Entries taken from a collection:
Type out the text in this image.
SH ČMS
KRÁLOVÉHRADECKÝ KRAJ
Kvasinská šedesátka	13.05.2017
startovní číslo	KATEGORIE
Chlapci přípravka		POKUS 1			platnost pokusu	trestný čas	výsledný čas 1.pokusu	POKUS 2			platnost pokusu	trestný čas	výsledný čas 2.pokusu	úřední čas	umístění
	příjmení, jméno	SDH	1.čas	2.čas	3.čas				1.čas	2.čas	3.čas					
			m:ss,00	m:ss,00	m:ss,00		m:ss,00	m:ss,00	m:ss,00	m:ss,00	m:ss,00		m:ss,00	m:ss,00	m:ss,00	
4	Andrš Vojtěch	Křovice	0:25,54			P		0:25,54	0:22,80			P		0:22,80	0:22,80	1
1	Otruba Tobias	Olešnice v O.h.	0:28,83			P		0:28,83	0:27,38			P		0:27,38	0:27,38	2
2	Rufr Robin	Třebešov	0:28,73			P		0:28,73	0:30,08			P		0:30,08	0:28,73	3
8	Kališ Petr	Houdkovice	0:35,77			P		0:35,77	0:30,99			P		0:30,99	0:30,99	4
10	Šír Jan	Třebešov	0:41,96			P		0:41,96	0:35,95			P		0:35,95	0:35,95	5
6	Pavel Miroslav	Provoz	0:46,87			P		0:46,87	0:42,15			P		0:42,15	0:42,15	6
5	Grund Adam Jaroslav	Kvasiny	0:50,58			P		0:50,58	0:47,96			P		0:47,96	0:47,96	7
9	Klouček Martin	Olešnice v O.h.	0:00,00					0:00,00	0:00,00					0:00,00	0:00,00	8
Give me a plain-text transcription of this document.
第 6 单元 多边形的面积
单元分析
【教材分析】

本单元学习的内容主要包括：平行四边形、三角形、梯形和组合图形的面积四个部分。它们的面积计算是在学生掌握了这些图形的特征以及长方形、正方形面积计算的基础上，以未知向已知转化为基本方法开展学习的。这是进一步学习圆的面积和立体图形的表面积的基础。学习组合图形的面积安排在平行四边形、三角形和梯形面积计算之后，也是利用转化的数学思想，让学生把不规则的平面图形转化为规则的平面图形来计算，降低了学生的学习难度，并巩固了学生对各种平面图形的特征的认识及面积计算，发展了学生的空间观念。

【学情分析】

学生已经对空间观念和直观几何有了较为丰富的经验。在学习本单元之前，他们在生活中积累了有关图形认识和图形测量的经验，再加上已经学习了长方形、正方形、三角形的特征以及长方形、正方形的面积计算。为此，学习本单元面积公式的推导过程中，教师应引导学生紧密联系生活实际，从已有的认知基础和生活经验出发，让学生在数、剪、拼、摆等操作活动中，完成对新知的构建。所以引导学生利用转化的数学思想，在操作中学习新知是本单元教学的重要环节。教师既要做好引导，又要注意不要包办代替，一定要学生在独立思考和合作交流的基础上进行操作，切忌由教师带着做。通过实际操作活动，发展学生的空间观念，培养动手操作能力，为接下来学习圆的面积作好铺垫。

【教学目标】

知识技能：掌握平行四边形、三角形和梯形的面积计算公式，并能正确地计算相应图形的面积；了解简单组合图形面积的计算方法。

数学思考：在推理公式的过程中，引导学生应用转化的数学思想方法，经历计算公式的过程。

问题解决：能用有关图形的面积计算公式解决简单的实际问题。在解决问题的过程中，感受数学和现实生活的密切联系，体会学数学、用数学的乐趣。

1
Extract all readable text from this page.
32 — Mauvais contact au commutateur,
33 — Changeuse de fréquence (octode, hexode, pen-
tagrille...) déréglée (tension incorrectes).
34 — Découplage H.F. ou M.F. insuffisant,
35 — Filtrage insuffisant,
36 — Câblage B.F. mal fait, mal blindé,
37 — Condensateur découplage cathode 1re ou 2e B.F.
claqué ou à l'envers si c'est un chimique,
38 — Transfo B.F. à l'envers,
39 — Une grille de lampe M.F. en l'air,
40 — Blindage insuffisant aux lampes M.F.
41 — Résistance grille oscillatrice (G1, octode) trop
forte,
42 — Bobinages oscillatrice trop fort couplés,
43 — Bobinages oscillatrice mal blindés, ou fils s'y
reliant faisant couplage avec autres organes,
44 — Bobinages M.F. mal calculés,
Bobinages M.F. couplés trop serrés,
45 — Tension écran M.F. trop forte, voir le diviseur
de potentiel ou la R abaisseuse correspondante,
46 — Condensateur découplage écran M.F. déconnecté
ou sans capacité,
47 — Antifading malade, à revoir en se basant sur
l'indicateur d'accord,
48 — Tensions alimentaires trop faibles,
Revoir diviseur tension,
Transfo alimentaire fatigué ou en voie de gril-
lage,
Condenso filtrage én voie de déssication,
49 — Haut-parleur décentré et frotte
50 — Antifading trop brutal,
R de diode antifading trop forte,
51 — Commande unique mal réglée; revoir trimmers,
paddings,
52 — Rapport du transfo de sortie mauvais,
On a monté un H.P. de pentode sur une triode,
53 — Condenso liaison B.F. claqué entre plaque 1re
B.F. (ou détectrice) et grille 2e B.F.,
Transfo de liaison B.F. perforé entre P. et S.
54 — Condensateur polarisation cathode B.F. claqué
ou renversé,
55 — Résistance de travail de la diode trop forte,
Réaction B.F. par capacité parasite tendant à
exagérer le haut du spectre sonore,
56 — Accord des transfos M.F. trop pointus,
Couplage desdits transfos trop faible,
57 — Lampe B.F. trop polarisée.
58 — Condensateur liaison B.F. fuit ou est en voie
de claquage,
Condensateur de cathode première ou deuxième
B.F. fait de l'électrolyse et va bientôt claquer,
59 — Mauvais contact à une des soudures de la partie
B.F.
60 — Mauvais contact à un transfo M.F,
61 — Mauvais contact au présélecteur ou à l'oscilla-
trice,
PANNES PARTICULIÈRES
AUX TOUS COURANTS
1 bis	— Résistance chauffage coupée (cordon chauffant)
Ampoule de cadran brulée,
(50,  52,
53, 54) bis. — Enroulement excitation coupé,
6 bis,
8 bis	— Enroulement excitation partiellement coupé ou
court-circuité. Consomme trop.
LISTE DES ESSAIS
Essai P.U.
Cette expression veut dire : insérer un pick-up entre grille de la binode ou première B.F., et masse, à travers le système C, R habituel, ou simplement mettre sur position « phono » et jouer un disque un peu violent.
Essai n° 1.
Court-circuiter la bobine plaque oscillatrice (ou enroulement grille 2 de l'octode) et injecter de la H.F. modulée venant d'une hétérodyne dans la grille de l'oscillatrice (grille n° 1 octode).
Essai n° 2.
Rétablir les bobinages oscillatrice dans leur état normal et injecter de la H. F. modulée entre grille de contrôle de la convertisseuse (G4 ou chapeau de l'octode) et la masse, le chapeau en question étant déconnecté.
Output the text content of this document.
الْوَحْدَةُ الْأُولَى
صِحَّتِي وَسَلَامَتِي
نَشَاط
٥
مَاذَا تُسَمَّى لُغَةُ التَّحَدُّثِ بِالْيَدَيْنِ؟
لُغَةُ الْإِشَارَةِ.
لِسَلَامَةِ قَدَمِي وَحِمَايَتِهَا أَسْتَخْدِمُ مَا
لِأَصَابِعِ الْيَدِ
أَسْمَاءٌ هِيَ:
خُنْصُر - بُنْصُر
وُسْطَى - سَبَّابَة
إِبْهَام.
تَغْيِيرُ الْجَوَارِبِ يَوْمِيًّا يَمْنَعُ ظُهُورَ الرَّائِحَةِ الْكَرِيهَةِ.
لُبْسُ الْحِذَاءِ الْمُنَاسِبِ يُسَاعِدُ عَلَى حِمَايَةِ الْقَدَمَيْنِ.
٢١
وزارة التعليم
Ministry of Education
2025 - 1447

▸ **DO THIS**: Your task is to output the full set of records exactly as presented.

▸ **EXERCISE RESPONSE**:
Type out the text in this image.
SH ČMS
KRÁLOVÉHRADECKÝ KRAJ
Kvasinská šedesátka	13.05.2017
startovní číslo	KATEGORIE
Chlapci přípravka		POKUS 1			platnost pokusu	trestný čas	výsledný čas 1.pokusu	POKUS 2			platnost pokusu	trestný čas	výsledný čas 2.pokusu	úřední čas	umístění
	příjmení, jméno	SDH	1.čas	2.čas	3.čas				1.čas	2.čas	3.čas					
			m:ss,00	m:ss,00	m:ss,00		m:ss,00	m:ss,00	m:ss,00	m:ss,00	m:ss,00		m:ss,00	m:ss,00	m:ss,00	
4	Andrš Vojtěch	Křovice	0:25,54			P		0:25,54	0:22,80			P		0:22,80	0:22,80	1
1	Otruba Tobias	Olešnice v O.h.	0:28,83			P		0:28,83	0:27,38			P		0:27,38	0:27,38	2
2	Rufr Robin	Třebešov	0:28,73			P		0:28,73	0:30,08			P		0:30,08	0:28,73	3
8	Kališ Petr	Houdkovice	0:35,77			P		0:35,77	0:30,99			P		0:30,99	0:30,99	4
10	Šír Jan	Třebešov	0:41,96			P		0:41,96	0:35,95			P		0:35,95	0:35,95	5
6	Pavel Miroslav	Provoz	0:46,87			P		0:46,87	0:42,15			P		0:42,15	0:42,15	6
5	Grund Adam Jaroslav	Kvasiny	0:50,58			P		0:50,58	0:47,96			P		0:47,96	0:47,96	7
9	Klouček Martin	Olešnice v O.h.	0:00,00					0:00,00	0:00,00					0:00,00	0:00,00	8
Give me a plain-text transcription of this document.
第 6 单元 多边形的面积
单元分析
【教材分析】

本单元学习的内容主要包括：平行四边形、三角形、梯形和组合图形的面积四个部分。它们的面积计算是在学生掌握了这些图形的特征以及长方形、正方形面积计算的基础上，以未知向已知转化为基本方法开展学习的。这是进一步学习圆的面积和立体图形的表面积的基础。学习组合图形的面积安排在平行四边形、三角形和梯形面积计算之后，也是利用转化的数学思想，让学生把不规则的平面图形转化为规则的平面图形来计算，降低了学生的学习难度，并巩固了学生对各种平面图形的特征的认识及面积计算，发展了学生的空间观念。

【学情分析】

学生已经对空间观念和直观几何有了较为丰富的经验。在学习本单元之前，他们在生活中积累了有关图形认识和图形测量的经验，再加上已经学习了长方形、正方形、三角形的特征以及长方形、正方形的面积计算。为此，学习本单元面积公式的推导过程中，教师应引导学生紧密联系生活实际，从已有的认知基础和生活经验出发，让学生在数、剪、拼、摆等操作活动中，完成对新知的构建。所以引导学生利用转化的数学思想，在操作中学习新知是本单元教学的重要环节。教师既要做好引导，又要注意不要包办代替，一定要学生在独立思考和合作交流的基础上进行操作，切忌由教师带着做。通过实际操作活动，发展学生的空间观念，培养动手操作能力，为接下来学习圆的面积作好铺垫。

【教学目标】

知识技能：掌握平行四边形、三角形和梯形的面积计算公式，并能正确地计算相应图形的面积；了解简单组合图形面积的计算方法。

数学思考：在推理公式的过程中，引导学生应用转化的数学思想方法，经历计算公式的过程。

问题解决：能用有关图形的面积计算公式解决简单的实际问题。在解决问题的过程中，感受数学和现实生活的密切联系，体会学数学、用数学的乐趣。

1
Extract all readable text from this page.
32 — Mauvais contact au commutateur,
33 — Changeuse de fréquence (octode, hexode, pen-
tagrille...) déréglée (tension incorrectes).
34 — Découplage H.F. ou M.F. insuffisant,
35 — Filtrage insuffisant,
36 — Câblage B.F. mal fait, mal blindé,
37 — Condensateur découplage cathode 1re ou 2e B.F.
claqué ou à l'envers si c'est un chimique,
38 — Transfo B.F. à l'envers,
39 — Une grille de lampe M.F. en l'air,
40 — Blindage insuffisant aux lampes M.F.
41 — Résistance grille oscillatrice (G1, octode) trop
forte,
42 — Bobinages oscillatrice trop fort couplés,
43 — Bobinages oscillatrice mal blindés, ou fils s'y
reliant faisant couplage avec autres organes,
44 — Bobinages M.F. mal calculés,
Bobinages M.F. couplés trop serrés,
45 — Tension écran M.F. trop forte, voir le diviseur
de potentiel ou la R abaisseuse correspondante,
46 — Condensateur découplage écran M.F. déconnecté
ou sans capacité,
47 — Antifading malade, à revoir en se basant sur
l'indicateur d'accord,
48 — Tensions alimentaires trop faibles,
Revoir diviseur tension,
Transfo alimentaire fatigué ou en voie de gril-
lage,
Condenso filtrage én voie de déssication,
49 — Haut-parleur décentré et frotte
50 — Antifading trop brutal,
R de diode antifading trop forte,
51 — Commande unique mal réglée; revoir trimmers,
paddings,
52 — Rapport du transfo de sortie mauvais,
On a monté un H.P. de pentode sur une triode,
53 — Condenso liaison B.F. claqué entre plaque 1re
B.F. (ou détectrice) et grille 2e B.F.,
Transfo de liaison B.F. perforé entre P. et S.
54 — Condensateur polarisation cathode B.F. claqué
ou renversé,
55 — Résistance de travail de la diode trop forte,
Réaction B.F. par capacité parasite tendant à
exagérer le haut du spectre sonore,
56 — Accord des transfos M.F. trop pointus,
Couplage desdits transfos trop faible,
57 — Lampe B.F. trop polarisée.
58 — Condensateur liaison B.F. fuit ou est en voie
de claquage,
Condensateur de cathode première ou deuxième
B.F. fait de l'électrolyse et va bientôt claquer,
59 — Mauvais contact à une des soudures de la partie
B.F.
60 — Mauvais contact à un transfo M.F,
61 — Mauvais contact au présélecteur ou à l'oscilla-
trice,
PANNES PARTICULIÈRES
AUX TOUS COURANTS
1 bis	— Résistance chauffage coupée (cordon chauffant)
Ampoule de cadran brulée,
(50,  52,
53, 54) bis. — Enroulement excitation coupé,
6 bis,
8 bis	— Enroulement excitation partiellement coupé ou
court-circuité. Consomme trop.
LISTE DES ESSAIS
Essai P.U.
Cette expression veut dire : insérer un pick-up entre grille de la binode ou première B.F., et masse, à travers le système C, R habituel, ou simplement mettre sur position « phono » et jouer un disque un peu violent.
Essai n° 1.
Court-circuiter la bobine plaque oscillatrice (ou enroulement grille 2 de l'octode) et injecter de la H.F. modulée venant d'une hétérodyne dans la grille de l'oscillatrice (grille n° 1 octode).
Essai n° 2.
Rétablir les bobinages oscillatrice dans leur état normal et injecter de la H. F. modulée entre grille de contrôle de la convertisseuse (G4 ou chapeau de l'octode) et la masse, le chapeau en question étant déconnecté.
Output the text content of this document.
الْوَحْدَةُ الْأُولَى
صِحَّتِي وَسَلَامَتِي
نَشَاط
٥
مَاذَا تُسَمَّى لُغَةُ التَّحَدُّثِ بِالْيَدَيْنِ؟
لُغَةُ الْإِشَارَةِ.
لِسَلَامَةِ قَدَمِي وَحِمَايَتِهَا أَسْتَخْدِمُ مَا
لِأَصَابِعِ الْيَدِ
أَسْمَاءٌ هِيَ:
خُنْصُر - بُنْصُر
وُسْطَى - سَبَّابَة
إِبْهَام.
تَغْيِيرُ الْجَوَارِبِ يَوْمِيًّا يَمْنَعُ ظُهُورَ الرَّائِحَةِ الْكَرِيهَةِ.
لُبْسُ الْحِذَاءِ الْمُنَاسِبِ يُسَاعِدُ عَلَى حِمَايَةِ الْقَدَمَيْنِ.
٢١
وزارة التعليم
Ministry of Education
2025 - 1447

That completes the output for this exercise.